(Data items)

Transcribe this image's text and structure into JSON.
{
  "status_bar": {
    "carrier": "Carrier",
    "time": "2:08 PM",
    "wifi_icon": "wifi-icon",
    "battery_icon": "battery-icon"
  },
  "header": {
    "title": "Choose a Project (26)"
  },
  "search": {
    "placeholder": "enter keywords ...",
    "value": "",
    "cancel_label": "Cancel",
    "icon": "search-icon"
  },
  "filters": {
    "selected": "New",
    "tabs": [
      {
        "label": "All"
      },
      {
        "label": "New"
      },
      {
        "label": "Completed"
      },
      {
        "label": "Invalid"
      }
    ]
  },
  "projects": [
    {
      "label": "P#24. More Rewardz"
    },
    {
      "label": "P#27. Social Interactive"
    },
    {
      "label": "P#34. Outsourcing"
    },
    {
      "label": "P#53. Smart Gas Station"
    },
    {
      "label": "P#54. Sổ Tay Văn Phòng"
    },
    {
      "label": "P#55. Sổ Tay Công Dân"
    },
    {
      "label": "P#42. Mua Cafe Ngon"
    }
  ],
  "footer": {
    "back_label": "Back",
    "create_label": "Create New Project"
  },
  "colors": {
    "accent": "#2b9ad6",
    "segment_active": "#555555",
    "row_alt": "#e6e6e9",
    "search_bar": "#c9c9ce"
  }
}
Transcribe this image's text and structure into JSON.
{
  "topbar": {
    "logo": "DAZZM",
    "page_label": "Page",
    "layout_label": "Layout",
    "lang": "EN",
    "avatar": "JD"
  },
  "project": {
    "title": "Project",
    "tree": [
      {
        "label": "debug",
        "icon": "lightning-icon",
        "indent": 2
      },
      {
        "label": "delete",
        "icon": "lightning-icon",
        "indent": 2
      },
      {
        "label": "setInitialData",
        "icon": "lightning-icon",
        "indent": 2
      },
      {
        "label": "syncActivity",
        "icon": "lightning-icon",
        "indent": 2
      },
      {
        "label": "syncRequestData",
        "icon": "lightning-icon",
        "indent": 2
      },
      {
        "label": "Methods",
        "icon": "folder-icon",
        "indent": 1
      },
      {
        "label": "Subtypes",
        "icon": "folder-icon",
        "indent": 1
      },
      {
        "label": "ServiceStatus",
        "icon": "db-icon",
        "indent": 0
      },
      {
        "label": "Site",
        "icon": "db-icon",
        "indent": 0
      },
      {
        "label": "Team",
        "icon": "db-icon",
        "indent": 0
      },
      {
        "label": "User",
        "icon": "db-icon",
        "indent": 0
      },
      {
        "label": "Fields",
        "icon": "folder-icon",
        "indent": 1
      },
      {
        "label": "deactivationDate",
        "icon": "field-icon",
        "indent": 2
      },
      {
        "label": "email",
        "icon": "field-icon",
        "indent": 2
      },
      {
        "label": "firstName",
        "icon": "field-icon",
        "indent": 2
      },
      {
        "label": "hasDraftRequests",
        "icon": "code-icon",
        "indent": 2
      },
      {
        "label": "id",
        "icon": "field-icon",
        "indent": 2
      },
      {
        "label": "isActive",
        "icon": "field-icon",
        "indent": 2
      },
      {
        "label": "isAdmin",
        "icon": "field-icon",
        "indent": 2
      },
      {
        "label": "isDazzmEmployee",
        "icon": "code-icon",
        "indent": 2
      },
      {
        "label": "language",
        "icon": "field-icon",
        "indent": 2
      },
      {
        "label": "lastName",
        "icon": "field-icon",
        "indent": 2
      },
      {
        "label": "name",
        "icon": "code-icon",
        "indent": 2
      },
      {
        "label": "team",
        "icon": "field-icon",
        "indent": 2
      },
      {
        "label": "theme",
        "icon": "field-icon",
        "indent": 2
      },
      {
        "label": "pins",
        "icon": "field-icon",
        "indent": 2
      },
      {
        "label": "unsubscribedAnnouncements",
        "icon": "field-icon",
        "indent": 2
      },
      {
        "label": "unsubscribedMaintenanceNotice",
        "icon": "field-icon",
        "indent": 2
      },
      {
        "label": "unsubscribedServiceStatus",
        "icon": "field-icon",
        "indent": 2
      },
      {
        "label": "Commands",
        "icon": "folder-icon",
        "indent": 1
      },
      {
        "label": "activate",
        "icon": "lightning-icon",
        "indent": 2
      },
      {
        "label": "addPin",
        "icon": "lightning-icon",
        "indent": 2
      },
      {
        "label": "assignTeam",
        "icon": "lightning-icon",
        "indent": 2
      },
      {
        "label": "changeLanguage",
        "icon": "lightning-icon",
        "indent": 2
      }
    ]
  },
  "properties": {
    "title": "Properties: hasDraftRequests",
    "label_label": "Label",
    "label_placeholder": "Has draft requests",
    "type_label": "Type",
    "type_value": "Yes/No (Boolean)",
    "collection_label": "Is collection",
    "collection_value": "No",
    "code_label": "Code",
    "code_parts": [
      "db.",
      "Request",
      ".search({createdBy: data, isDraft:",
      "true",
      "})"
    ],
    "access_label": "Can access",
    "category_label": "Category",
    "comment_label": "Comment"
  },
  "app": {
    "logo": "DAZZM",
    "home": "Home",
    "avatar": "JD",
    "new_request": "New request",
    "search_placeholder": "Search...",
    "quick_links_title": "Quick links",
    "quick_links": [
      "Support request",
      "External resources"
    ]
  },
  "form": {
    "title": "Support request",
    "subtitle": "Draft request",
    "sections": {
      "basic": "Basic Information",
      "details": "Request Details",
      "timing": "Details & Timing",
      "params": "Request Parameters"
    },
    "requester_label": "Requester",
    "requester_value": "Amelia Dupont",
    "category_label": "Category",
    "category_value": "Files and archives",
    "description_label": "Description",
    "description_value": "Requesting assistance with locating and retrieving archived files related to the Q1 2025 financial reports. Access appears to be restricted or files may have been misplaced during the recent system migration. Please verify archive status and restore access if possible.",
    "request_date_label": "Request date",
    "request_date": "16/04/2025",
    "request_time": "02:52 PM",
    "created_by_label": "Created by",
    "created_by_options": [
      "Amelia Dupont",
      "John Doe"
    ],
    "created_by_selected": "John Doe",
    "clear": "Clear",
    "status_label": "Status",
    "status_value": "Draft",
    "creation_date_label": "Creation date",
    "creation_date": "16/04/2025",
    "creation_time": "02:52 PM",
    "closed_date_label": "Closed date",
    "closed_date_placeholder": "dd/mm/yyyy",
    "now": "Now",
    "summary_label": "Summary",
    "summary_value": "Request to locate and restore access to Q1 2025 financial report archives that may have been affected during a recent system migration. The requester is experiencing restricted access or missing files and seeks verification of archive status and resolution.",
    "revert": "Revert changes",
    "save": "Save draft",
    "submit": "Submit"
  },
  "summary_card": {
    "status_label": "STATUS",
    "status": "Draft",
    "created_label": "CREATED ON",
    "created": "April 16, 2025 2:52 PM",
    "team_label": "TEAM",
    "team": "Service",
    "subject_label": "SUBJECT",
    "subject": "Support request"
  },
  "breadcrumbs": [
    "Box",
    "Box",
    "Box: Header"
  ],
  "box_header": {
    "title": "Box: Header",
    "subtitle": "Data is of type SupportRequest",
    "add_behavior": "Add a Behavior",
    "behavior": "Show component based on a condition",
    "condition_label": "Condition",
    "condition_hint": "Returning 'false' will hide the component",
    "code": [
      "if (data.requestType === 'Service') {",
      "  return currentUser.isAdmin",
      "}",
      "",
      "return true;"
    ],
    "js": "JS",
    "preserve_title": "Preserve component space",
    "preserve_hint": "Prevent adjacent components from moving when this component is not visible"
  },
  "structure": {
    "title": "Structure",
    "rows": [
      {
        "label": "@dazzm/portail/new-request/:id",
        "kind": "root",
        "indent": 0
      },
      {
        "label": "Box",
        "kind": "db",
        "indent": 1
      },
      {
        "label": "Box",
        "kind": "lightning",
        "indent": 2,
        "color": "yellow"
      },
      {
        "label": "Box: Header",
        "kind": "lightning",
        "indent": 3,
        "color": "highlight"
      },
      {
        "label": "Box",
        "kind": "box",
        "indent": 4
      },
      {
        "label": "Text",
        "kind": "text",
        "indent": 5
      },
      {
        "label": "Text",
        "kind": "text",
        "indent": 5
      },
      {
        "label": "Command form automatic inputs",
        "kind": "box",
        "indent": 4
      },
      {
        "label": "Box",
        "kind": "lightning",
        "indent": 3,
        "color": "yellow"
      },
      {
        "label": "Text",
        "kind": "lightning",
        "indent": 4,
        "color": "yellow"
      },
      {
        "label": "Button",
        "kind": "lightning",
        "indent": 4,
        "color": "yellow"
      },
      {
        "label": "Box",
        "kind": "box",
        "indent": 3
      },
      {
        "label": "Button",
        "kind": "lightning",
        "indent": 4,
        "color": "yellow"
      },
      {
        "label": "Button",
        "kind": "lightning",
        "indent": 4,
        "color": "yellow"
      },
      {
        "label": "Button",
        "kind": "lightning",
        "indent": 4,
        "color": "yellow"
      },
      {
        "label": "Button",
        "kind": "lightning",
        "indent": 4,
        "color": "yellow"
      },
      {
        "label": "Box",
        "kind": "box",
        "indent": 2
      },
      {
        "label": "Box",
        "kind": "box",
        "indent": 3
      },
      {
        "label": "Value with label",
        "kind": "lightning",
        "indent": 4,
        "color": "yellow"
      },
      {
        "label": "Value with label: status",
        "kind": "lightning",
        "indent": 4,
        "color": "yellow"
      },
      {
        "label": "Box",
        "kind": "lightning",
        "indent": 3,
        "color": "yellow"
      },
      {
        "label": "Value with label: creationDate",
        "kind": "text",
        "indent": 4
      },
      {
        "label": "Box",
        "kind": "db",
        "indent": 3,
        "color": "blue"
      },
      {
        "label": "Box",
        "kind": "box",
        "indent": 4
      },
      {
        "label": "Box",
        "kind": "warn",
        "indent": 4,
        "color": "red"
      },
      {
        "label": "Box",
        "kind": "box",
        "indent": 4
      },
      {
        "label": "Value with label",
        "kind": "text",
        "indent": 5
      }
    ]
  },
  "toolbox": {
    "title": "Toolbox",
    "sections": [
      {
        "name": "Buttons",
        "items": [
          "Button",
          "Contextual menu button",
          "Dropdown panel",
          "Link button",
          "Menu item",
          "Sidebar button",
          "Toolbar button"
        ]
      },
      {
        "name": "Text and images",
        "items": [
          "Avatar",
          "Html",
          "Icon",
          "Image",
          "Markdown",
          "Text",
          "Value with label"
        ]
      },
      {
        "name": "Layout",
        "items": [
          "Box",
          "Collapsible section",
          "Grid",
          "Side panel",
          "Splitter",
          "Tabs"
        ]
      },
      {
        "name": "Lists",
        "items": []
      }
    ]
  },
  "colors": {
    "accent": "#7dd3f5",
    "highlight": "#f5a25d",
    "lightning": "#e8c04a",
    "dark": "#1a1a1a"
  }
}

* _WHAT IS ASKED_: Each line that has the word "isAdmin" should be copied.

* _WRITTEN SOLUTION_:
        "label": "isAdmin",
      "  return currentUser.isAdmin",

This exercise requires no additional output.